◆ **Short exercise**:
Every line below that holds the string "bold" should be copied out.

◆ **Exercise material**:

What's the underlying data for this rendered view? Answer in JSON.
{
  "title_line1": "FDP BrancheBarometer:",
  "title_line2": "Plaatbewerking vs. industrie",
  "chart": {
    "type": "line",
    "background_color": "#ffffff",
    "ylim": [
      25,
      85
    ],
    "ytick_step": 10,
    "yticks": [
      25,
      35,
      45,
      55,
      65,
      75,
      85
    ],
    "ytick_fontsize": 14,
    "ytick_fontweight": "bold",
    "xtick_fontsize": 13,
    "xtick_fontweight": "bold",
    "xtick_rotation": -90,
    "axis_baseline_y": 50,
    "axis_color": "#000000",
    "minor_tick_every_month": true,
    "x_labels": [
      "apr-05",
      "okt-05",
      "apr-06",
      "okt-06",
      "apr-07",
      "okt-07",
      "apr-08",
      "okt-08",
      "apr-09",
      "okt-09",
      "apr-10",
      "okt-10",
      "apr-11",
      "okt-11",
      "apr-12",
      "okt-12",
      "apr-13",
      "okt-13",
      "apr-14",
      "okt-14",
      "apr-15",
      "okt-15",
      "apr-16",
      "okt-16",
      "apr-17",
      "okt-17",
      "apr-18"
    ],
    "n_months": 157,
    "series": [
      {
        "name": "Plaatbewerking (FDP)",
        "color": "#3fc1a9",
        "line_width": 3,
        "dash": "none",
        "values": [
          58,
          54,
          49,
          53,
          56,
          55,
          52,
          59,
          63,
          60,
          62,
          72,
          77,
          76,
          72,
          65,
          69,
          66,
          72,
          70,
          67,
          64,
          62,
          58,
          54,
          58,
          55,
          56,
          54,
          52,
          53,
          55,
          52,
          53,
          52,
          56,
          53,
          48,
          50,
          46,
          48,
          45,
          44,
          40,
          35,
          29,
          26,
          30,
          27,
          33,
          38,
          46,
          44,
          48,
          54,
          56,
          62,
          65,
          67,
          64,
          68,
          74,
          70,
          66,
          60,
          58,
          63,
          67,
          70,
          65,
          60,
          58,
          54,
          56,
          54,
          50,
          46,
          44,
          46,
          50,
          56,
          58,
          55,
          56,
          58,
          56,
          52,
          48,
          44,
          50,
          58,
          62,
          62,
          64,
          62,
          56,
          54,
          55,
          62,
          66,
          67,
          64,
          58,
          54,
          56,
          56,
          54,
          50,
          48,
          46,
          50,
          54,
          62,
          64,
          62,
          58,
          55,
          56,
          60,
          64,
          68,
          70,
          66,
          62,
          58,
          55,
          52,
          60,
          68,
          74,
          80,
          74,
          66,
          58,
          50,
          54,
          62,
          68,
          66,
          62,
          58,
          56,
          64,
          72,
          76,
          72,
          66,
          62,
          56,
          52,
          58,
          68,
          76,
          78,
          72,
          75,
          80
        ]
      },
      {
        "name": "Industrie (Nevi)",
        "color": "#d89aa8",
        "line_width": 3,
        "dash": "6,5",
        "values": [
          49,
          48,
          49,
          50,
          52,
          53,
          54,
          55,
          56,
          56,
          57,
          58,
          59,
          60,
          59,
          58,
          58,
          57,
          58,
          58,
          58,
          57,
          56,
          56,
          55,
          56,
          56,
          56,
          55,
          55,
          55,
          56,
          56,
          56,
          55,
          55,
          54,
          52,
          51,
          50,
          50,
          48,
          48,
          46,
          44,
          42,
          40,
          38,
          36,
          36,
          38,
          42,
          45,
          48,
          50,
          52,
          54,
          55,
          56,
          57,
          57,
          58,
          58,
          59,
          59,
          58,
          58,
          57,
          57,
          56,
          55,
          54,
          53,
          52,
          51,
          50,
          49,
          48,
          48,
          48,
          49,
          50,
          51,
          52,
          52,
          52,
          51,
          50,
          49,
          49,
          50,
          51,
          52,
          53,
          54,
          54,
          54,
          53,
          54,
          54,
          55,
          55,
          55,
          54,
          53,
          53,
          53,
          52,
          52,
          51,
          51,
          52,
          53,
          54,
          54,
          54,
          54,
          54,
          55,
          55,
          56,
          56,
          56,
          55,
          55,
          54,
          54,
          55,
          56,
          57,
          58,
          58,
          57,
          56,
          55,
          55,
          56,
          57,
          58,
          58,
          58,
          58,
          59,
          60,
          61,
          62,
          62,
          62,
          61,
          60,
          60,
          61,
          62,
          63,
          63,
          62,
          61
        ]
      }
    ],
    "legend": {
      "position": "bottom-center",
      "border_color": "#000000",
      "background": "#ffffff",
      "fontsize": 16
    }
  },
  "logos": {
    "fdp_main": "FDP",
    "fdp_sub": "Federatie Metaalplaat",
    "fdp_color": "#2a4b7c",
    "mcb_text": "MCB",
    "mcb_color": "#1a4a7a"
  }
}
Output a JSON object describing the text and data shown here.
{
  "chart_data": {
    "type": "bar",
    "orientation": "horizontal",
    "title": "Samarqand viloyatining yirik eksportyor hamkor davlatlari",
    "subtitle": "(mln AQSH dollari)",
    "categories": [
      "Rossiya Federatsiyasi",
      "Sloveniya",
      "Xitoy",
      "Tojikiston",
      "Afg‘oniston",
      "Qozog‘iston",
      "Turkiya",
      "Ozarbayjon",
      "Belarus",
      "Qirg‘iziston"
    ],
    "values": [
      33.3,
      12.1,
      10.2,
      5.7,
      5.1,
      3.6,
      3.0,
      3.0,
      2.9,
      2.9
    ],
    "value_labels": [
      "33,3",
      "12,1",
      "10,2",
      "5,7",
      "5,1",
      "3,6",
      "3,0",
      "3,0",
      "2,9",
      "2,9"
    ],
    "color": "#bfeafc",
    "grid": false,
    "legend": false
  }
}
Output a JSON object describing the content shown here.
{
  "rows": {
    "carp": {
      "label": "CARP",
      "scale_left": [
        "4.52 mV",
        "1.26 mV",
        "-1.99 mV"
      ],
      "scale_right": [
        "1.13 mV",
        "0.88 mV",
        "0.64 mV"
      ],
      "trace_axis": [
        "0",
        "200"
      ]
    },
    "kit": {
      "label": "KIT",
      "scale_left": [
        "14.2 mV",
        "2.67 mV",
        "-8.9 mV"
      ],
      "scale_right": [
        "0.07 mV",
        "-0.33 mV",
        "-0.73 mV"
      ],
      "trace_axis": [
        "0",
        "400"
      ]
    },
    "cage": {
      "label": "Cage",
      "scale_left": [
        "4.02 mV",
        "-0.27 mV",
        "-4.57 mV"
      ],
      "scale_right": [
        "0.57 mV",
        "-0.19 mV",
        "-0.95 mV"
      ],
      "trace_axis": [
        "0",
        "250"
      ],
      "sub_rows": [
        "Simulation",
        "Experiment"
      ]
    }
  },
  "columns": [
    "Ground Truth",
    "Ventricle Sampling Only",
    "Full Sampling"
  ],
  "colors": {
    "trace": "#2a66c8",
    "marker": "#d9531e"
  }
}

◆ **Finished answer**:
    "ytick_fontweight": "bold",
    "xtick_fontweight": "bold",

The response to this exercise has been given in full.